Records from a data source:
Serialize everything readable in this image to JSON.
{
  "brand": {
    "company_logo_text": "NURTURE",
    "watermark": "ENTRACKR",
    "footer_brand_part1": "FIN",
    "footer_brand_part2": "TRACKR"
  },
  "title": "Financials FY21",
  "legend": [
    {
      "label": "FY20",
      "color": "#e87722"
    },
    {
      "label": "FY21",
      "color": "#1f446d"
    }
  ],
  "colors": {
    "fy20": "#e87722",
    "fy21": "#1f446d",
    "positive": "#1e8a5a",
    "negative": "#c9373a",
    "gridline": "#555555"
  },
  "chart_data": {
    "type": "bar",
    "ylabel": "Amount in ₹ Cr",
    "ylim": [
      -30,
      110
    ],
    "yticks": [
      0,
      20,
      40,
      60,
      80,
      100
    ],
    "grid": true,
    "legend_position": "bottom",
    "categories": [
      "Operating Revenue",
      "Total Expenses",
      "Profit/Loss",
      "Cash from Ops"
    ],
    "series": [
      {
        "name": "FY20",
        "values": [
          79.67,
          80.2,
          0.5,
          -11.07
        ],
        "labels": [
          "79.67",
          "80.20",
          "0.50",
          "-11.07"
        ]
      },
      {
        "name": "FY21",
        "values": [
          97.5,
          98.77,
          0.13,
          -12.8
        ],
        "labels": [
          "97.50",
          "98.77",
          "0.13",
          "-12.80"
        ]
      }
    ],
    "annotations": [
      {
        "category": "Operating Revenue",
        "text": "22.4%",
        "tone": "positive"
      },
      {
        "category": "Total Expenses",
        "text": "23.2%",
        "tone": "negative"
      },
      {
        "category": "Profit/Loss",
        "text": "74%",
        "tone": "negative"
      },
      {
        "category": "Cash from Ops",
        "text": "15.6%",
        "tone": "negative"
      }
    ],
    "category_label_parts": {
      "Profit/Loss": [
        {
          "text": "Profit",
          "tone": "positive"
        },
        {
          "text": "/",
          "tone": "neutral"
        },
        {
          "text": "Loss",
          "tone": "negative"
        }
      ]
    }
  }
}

What to produce:
Every line of the data above should be copied exactly.

The result:
Serialize everything readable in this image to JSON.
{
  "brand": {
    "company_logo_text": "NURTURE",
    "watermark": "ENTRACKR",
    "footer_brand_part1": "FIN",
    "footer_brand_part2": "TRACKR"
  },
  "title": "Financials FY21",
  "legend": [
    {
      "label": "FY20",
      "color": "#e87722"
    },
    {
      "label": "FY21",
      "color": "#1f446d"
    }
  ],
  "colors": {
    "fy20": "#e87722",
    "fy21": "#1f446d",
    "positive": "#1e8a5a",
    "negative": "#c9373a",
    "gridline": "#555555"
  },
  "chart_data": {
    "type": "bar",
    "ylabel": "Amount in ₹ Cr",
    "ylim": [
      -30,
      110
    ],
    "yticks": [
      0,
      20,
      40,
      60,
      80,
      100
    ],
    "grid": true,
    "legend_position": "bottom",
    "categories": [
      "Operating Revenue",
      "Total Expenses",
      "Profit/Loss",
      "Cash from Ops"
    ],
    "series": [
      {
        "name": "FY20",
        "values": [
          79.67,
          80.2,
          0.5,
          -11.07
        ],
        "labels": [
          "79.67",
          "80.20",
          "0.50",
          "-11.07"
        ]
      },
      {
        "name": "FY21",
        "values": [
          97.5,
          98.77,
          0.13,
          -12.8
        ],
        "labels": [
          "97.50",
          "98.77",
          "0.13",
          "-12.80"
        ]
      }
    ],
    "annotations": [
      {
        "category": "Operating Revenue",
        "text": "22.4%",
        "tone": "positive"
      },
      {
        "category": "Total Expenses",
        "text": "23.2%",
        "tone": "negative"
      },
      {
        "category": "Profit/Loss",
        "text": "74%",
        "tone": "negative"
      },
      {
        "category": "Cash from Ops",
        "text": "15.6%",
        "tone": "negative"
      }
    ],
    "category_label_parts": {
      "Profit/Loss": [
        {
          "text": "Profit",
          "tone": "positive"
        },
        {
          "text": "/",
          "tone": "neutral"
        },
        {
          "text": "Loss",
          "tone": "negative"
        }
      ]
    }
  }
}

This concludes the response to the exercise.